## Start
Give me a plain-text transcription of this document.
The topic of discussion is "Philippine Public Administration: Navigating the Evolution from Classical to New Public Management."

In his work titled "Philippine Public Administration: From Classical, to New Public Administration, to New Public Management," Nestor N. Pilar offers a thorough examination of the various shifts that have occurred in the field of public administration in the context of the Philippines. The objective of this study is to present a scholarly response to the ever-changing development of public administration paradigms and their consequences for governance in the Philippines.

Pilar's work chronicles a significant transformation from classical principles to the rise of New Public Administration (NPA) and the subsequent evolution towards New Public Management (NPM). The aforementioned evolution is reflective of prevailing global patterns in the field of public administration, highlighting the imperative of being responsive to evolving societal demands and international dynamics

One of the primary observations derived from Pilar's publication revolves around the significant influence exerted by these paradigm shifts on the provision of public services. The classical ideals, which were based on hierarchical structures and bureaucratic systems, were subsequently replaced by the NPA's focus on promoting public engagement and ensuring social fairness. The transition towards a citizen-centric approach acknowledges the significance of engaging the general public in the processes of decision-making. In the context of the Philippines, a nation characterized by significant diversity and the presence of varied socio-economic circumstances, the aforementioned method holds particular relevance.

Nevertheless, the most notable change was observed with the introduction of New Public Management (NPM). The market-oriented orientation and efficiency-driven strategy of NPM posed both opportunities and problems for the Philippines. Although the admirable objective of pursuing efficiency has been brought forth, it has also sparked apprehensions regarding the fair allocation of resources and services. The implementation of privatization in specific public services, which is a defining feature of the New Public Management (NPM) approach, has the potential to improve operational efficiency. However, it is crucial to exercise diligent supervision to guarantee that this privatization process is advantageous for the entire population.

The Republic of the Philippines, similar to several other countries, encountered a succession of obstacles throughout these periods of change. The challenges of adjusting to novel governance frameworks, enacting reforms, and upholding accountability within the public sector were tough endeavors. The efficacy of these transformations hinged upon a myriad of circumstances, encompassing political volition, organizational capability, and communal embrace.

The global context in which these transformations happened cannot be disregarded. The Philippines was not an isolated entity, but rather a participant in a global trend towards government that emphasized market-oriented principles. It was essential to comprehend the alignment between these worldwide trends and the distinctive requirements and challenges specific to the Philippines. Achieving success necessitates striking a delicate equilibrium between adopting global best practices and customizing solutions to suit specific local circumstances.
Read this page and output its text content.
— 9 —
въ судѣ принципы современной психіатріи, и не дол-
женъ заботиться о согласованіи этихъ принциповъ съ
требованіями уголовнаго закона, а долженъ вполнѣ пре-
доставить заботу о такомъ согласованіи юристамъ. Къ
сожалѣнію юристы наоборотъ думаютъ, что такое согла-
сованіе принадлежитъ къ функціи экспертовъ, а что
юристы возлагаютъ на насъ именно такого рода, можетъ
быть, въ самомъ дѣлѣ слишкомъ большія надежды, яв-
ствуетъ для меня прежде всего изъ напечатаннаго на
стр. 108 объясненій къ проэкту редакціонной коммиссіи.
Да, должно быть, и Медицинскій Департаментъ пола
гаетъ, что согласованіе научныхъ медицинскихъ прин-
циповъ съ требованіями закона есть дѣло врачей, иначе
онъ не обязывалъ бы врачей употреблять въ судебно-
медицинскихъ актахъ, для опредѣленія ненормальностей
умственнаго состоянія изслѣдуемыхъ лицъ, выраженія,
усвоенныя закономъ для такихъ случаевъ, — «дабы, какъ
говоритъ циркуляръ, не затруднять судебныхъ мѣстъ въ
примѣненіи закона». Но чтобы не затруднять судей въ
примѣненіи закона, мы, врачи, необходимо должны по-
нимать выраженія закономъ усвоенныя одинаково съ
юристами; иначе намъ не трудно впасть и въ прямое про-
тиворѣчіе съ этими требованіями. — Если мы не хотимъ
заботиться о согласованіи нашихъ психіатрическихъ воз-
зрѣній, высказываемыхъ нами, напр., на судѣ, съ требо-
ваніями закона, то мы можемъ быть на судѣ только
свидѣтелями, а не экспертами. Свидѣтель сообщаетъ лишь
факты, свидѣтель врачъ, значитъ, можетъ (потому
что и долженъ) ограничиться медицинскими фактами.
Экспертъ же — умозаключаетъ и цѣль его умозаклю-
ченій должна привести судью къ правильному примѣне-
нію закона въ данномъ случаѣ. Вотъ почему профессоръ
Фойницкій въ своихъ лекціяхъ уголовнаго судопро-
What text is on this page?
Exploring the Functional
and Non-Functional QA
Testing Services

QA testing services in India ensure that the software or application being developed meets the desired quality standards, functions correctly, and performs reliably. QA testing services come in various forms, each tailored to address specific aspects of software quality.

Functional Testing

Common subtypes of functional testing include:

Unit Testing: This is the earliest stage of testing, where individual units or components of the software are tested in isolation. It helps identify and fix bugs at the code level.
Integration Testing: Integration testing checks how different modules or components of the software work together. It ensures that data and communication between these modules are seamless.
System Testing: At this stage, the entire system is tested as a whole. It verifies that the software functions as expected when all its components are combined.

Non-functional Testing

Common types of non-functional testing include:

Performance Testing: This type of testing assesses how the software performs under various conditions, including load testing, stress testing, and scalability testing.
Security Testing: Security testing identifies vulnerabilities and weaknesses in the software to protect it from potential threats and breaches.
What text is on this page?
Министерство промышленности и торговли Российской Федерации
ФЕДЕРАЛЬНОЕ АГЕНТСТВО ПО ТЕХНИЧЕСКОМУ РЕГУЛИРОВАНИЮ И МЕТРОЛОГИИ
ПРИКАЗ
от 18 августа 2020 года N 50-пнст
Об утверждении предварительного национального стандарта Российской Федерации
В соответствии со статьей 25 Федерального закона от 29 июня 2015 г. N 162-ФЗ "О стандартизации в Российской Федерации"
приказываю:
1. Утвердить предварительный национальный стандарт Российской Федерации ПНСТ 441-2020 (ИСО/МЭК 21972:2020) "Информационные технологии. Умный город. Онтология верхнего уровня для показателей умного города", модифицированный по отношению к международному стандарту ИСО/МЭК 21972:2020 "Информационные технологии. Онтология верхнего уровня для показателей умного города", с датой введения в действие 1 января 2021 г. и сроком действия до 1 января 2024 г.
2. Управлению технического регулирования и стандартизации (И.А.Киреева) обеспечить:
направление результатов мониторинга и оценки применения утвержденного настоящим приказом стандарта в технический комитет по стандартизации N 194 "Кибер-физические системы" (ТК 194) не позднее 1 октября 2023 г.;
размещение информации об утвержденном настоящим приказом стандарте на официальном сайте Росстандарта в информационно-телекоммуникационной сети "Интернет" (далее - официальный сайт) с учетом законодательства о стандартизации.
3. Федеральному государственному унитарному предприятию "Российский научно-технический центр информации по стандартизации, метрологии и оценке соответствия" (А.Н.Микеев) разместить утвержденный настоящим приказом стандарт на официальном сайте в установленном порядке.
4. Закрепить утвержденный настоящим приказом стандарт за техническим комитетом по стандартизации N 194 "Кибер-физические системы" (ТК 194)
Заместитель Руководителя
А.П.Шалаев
## End
Task description:
Looking at the records above, report how many lines contain the word "физические". Answer with the number only.

The output:
2